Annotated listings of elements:
========================

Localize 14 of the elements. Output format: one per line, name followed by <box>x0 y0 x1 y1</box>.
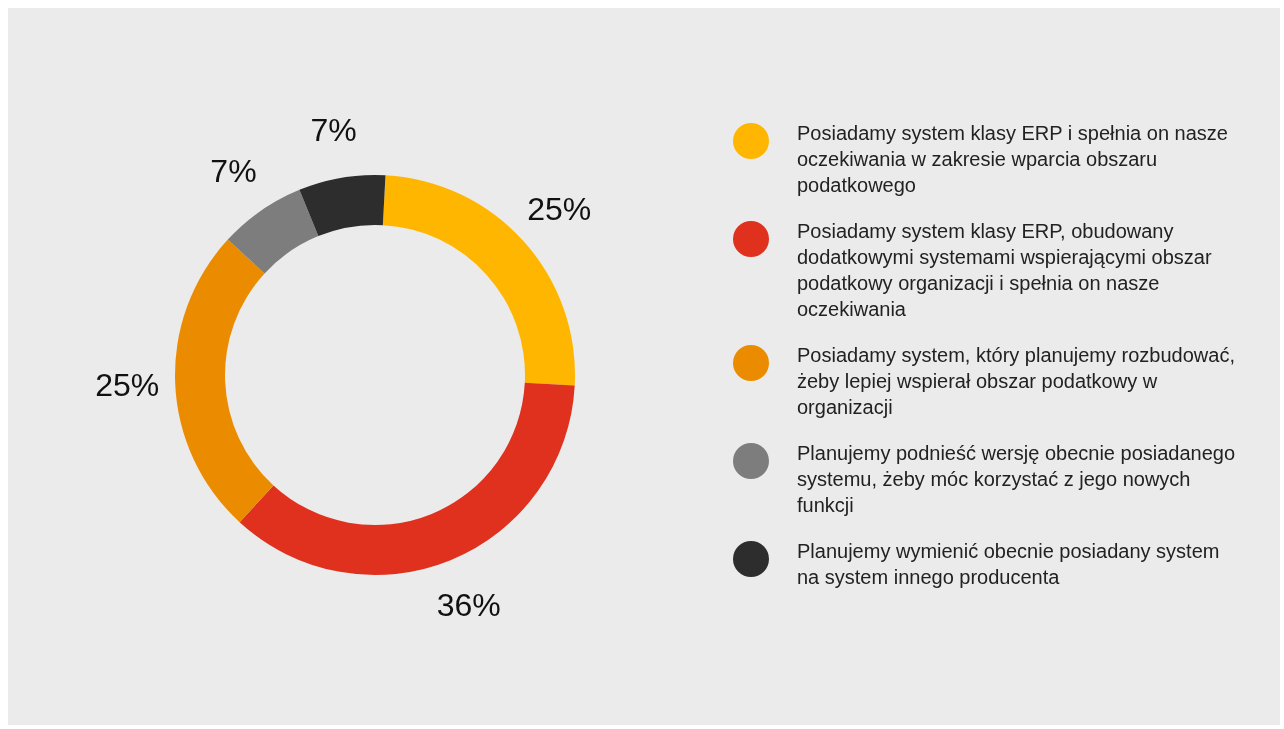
donut-slice <box>175 239 274 523</box>
legend-label: Posiadamy system, który planujemy rozbudować, żeby lepiej wspierał obszar podatkowy w organizacji <box>797 343 1236 420</box>
data-label: 25% <box>527 191 592 228</box>
data-label: 36% <box>436 586 501 623</box>
donut-slice <box>299 175 386 237</box>
legend-label: Posiadamy system klasy ERP, obudowany dodatkowymi systemami wspierającymi obszar podatkowy organizacji i spełnia on nasze oczekiwania <box>797 219 1213 322</box>
legend-label: Posiadamy system klasy ERP i spełnia on nasze oczekiwania w zakresie wparcia obszaru podatkowego <box>797 121 1229 198</box>
donut-slice <box>239 382 575 575</box>
donut-slice <box>227 189 319 274</box>
legend-label: Planujemy wymienić obecnie posiadany system na system innego producenta <box>797 539 1221 590</box>
data-label: 7% <box>310 112 357 149</box>
legend-label: Planujemy podnieść wersję obecnie posiadanego systemu, żeby móc korzystać z jego nowych funkcji <box>797 441 1237 518</box>
data-label: 7% <box>210 153 257 190</box>
data-label: 25% <box>95 367 160 404</box>
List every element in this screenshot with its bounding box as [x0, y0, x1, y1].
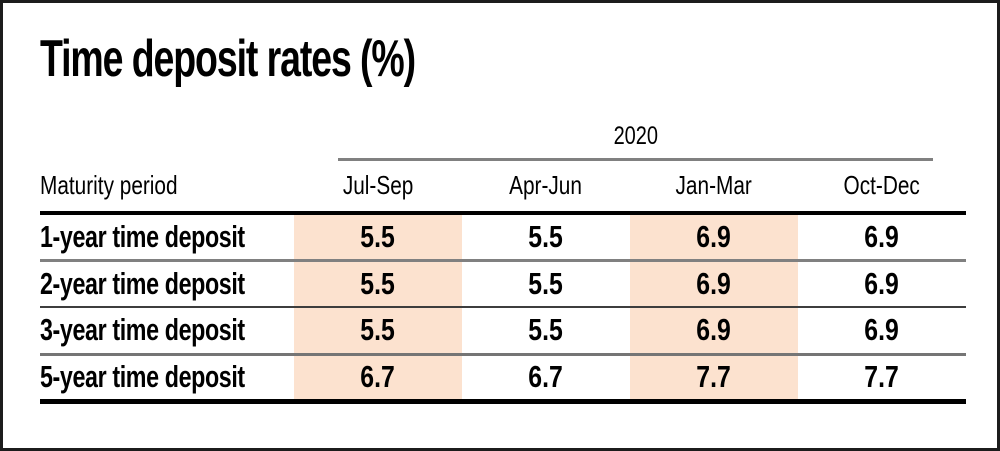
cell-value-highlighted: 5.5 [294, 213, 462, 260]
cell-value: 6.7 [528, 359, 564, 394]
cell-value: 5.5 [528, 265, 564, 301]
cell-value-highlighted: 6.9 [630, 260, 798, 307]
cell-value: 5.5 [528, 218, 564, 254]
cell-value-highlighted: 6.7 [294, 354, 462, 401]
rates-table: 2020 Maturity period Jul-Sep Apr-Jun Jan… [40, 91, 966, 404]
cell-value-highlighted: 5.5 [294, 260, 462, 307]
cell-value: 6.9 [864, 312, 900, 348]
cell-value: 7.7 [864, 359, 900, 394]
cell-value-highlighted: 7.7 [630, 354, 798, 401]
cell-value: 6.9 [864, 218, 900, 254]
chart-title: Time deposit rates (%) [40, 30, 416, 88]
row-label: 2-year time deposit [40, 265, 245, 301]
cell-value: 6.9 [864, 265, 900, 301]
table-row-1-year: 1-year time deposit 5.5 5.5 6.9 6.9 [40, 213, 966, 260]
column-header-row: Maturity period Jul-Sep Apr-Jun Jan-Mar … [40, 161, 966, 213]
cell-value: 5.5 [528, 312, 564, 348]
cell-value-highlighted: 5.5 [294, 307, 462, 354]
cell-value-highlighted: 6.9 [630, 307, 798, 354]
year-header-row: 2020 [40, 91, 966, 161]
year-label: 2020 [613, 122, 658, 150]
row-label: 1-year time deposit [40, 218, 245, 254]
column-header-jan-mar: Jan-Mar [675, 170, 753, 200]
year-underline: 2020 [338, 122, 933, 161]
column-header-oct-dec: Oct-Dec [843, 170, 921, 200]
year-row-spacer [40, 91, 294, 161]
cell-value-highlighted: 6.9 [630, 213, 798, 260]
column-header-maturity-period: Maturity period [40, 170, 178, 200]
column-header-jul-sep: Jul-Sep [342, 170, 414, 200]
table-row-3-year: 3-year time deposit 5.5 5.5 6.9 6.9 [40, 307, 966, 354]
column-header-apr-jun: Apr-Jun [509, 170, 583, 200]
table-row-2-year: 2-year time deposit 5.5 5.5 6.9 6.9 [40, 260, 966, 307]
table-row-5-year: 5-year time deposit 6.7 6.7 7.7 7.7 [40, 354, 966, 401]
year-header-cell: 2020 [294, 91, 966, 161]
row-label: 3-year time deposit [40, 312, 245, 348]
row-label: 5-year time deposit [40, 359, 245, 394]
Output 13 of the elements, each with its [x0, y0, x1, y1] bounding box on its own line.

========================

→ **Goal**
Could you put every line of the records above into a JSON list of strings, one string per line, with blank lines and the picture lines left out?

→ **Correct result**
[
  "Localize 14 of the elements. Output format: one per line, name followed by <box>x0 y0 x1 y1</box>.",
  "donut-slice <box>175 239 274 523</box>",
  "legend-label: Posiadamy system, który planujemy rozbudować, żeby lepiej wspierał obszar podatkowy w organizacji <box>797 343 1236 420</box>",
  "data-label: 25% <box>527 191 592 228</box>",
  "data-label: 36% <box>436 586 501 623</box>",
  "donut-slice <box>299 175 386 237</box>",
  "legend-label: Posiadamy system klasy ERP, obudowany dodatkowymi systemami wspierającymi obszar podatkowy organizacji i spełnia on nasze oczekiwania <box>797 219 1213 322</box>",
  "legend-label: Posiadamy system klasy ERP i spełnia on nasze oczekiwania w zakresie wparcia obszaru podatkowego <box>797 121 1229 198</box>",
  "donut-slice <box>239 382 575 575</box>",
  "donut-slice <box>227 189 319 274</box>",
  "legend-label: Planujemy wymienić obecnie posiadany system na system innego producenta <box>797 539 1221 590</box>",
  "data-label: 7% <box>310 112 357 149</box>",
  "legend-label: Planujemy podnieść wersję obecnie posiadanego systemu, żeby móc korzystać z jego nowych funkcji <box>797 441 1237 518</box>",
  "data-label: 7% <box>210 153 257 190</box>",
  "data-label: 25% <box>95 367 160 404</box>",
  "List every element in this screenshot with its bounding box as [x0, y0, x1, y1].",
  "cell-value-highlighted: 5.5 [294, 213, 462, 260]",
  "cell-value: 6.7 [528, 359, 564, 394]",
  "cell-value: 5.5 [528, 265, 564, 301]",
  "cell-value-highlighted: 6.9 [630, 260, 798, 307]",
  "cell-value: 5.5 [528, 218, 564, 254]",
  "cell-value-highlighted: 6.7 [294, 354, 462, 401]",
  "rates-table: 2020 Maturity period Jul-Sep Apr-Jun Jan… [40, 91, 966, 404]",
  "cell-value-highlighted: 5.5 [294, 260, 462, 307]",
  "cell-value: 6.9 [864, 312, 900, 348]",
  "cell-value: 7.7 [864, 359, 900, 394]",
  "cell-value-highlighted: 7.7 [630, 354, 798, 401]",
  "cell-value: 6.9 [864, 218, 900, 254]",
  "chart-title: Time deposit rates (%) [40, 30, 416, 88]",
  "row-label: 2-year time deposit [40, 265, 245, 301]",
  "cell-value: 6.9 [864, 265, 900, 301]",
  "table-row-1-year: 1-year time deposit 5.5 5.5 6.9 6.9 [40, 213, 966, 260]",
  "column-header-row: Maturity period Jul-Sep Apr-Jun Jan-Mar … [40, 161, 966, 213]",
  "cell-value: 5.5 [528, 312, 564, 348]",
  "cell-value-highlighted: 5.5 [294, 307, 462, 354]",
  "cell-value-highlighted: 6.9 [630, 307, 798, 354]",
  "year-header-row: 2020 [40, 91, 966, 161]",
  "year-label: 2020 [613, 122, 658, 150]",
  "row-label: 1-year time deposit [40, 218, 245, 254]",
  "column-header-jan-mar: Jan-Mar [675, 170, 753, 200]",
  "year-underline: 2020 [338, 122, 933, 161]",
  "column-header-oct-dec: Oct-Dec [843, 170, 921, 200]",
  "year-row-spacer [40, 91, 294, 161]",
  "cell-value-highlighted: 6.9 [630, 213, 798, 260]",
  "column-header-maturity-period: Maturity period [40, 170, 178, 200]",
  "column-header-jul-sep: Jul-Sep [342, 170, 414, 200]",
  "table-row-3-year: 3-year time deposit 5.5 5.5 6.9 6.9 [40, 307, 966, 354]",
  "column-header-apr-jun: Apr-Jun [509, 170, 583, 200]",
  "table-row-2-year: 2-year time deposit 5.5 5.5 6.9 6.9 [40, 260, 966, 307]",
  "table-row-5-year: 5-year time deposit 6.7 6.7 7.7 7.7 [40, 354, 966, 401]",
  "year-header-cell: 2020 [294, 91, 966, 161]",
  "row-label: 3-year time deposit [40, 312, 245, 348]",
  "row-label: 5-year time deposit [40, 359, 245, 394]",
  "Output 13 of the elements, each with its [x0, y0, x1, y1] bounding box on its own line."
]